START
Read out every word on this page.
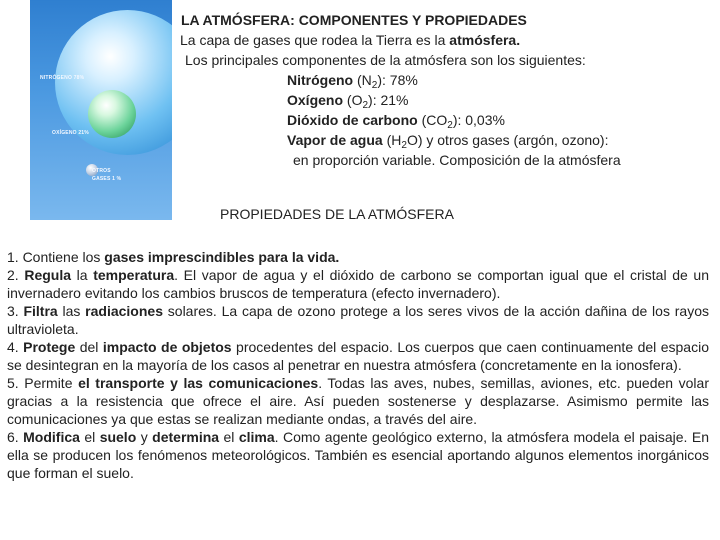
NITRÓGENO 78%
OXÍGENO 21%
OTROS
GASES 1 %
LA ATMÓSFERA: COMPONENTES Y PROPIEDADES
La capa de gases que rodea la Tierra es la atmósfera.
Los principales componentes de la atmósfera son los siguientes:
Nitrógeno $(N_2)$: 78%
Oxígeno $(O_2)$: 21%
Dióxido de carbono $(CO_2)$: 0,03%
Vapor de agua $(H_2O)$ y otros gases (argón, ozono):
en proporción variable. Composición de la atmósfera
PROPIEDADES DE LA ATMÓSFERA

1. Contiene los gases imprescindibles para la vida.

2. Regula la temperatura. El vapor de agua y el dióxido de carbono se comportan igual que el cristal de un invernadero evitando los cambios bruscos de temperatura (efecto invernadero).

3. Filtra las radiaciones solares. La capa de ozono protege a los seres vivos de la acción dañina de los rayos ultravioleta.

4. Protege del impacto de objetos procedentes del espacio. Los cuerpos que caen continuamente del espacio se desintegran en la mayoría de los casos al penetrar en nuestra atmósfera (concretamente en la ionosfera).

5. Permite el transporte y las comunicaciones. Todas las aves, nubes, semillas, aviones, etc. pueden volar gracias a la resistencia que ofrece el aire. Así pueden sostenerse y desplazarse. Asimismo permite las comunicaciones ya que estas se realizan mediante ondas, a través del aire.

6. Modifica el suelo y determina el clima. Como agente geológico externo, la atmósfera modela el paisaje. En ella se producen los fenómenos meteorológicos. También es esencial aportando algunos elementos inorgánicos que forman el suelo.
END
**Problem to solve**
Leave out the pictures and retype every line above exactly.

**Correct answer**
Read out every word on this page.
NITRÓGENO 78%
OXÍGENO 21%
OTROS
GASES 1 %
LA ATMÓSFERA: COMPONENTES Y PROPIEDADES
La capa de gases que rodea la Tierra es la atmósfera.
Los principales componentes de la atmósfera son los siguientes:
Nitrógeno $(N_2)$: 78%
Oxígeno $(O_2)$: 21%
Dióxido de carbono $(CO_2)$: 0,03%
Vapor de agua $(H_2O)$ y otros gases (argón, ozono):
en proporción variable. Composición de la atmósfera
PROPIEDADES DE LA ATMÓSFERA

1. Contiene los gases imprescindibles para la vida.

2. Regula la temperatura. El vapor de agua y el dióxido de carbono se comportan igual que el cristal de un invernadero evitando los cambios bruscos de temperatura (efecto invernadero).

3. Filtra las radiaciones solares. La capa de ozono protege a los seres vivos de la acción dañina de los rayos ultravioleta.

4. Protege del impacto de objetos procedentes del espacio. Los cuerpos que caen continuamente del espacio se desintegran en la mayoría de los casos al penetrar en nuestra atmósfera (concretamente en la ionosfera).

5. Permite el transporte y las comunicaciones. Todas las aves, nubes, semillas, aviones, etc. pueden volar gracias a la resistencia que ofrece el aire. Así pueden sostenerse y desplazarse. Asimismo permite las comunicaciones ya que estas se realizan mediante ondas, a través del aire.

6. Modifica el suelo y determina el clima. Como agente geológico externo, la atmósfera modela el paisaje. En ella se producen los fenómenos meteorológicos. También es esencial aportando algunos elementos inorgánicos que forman el suelo.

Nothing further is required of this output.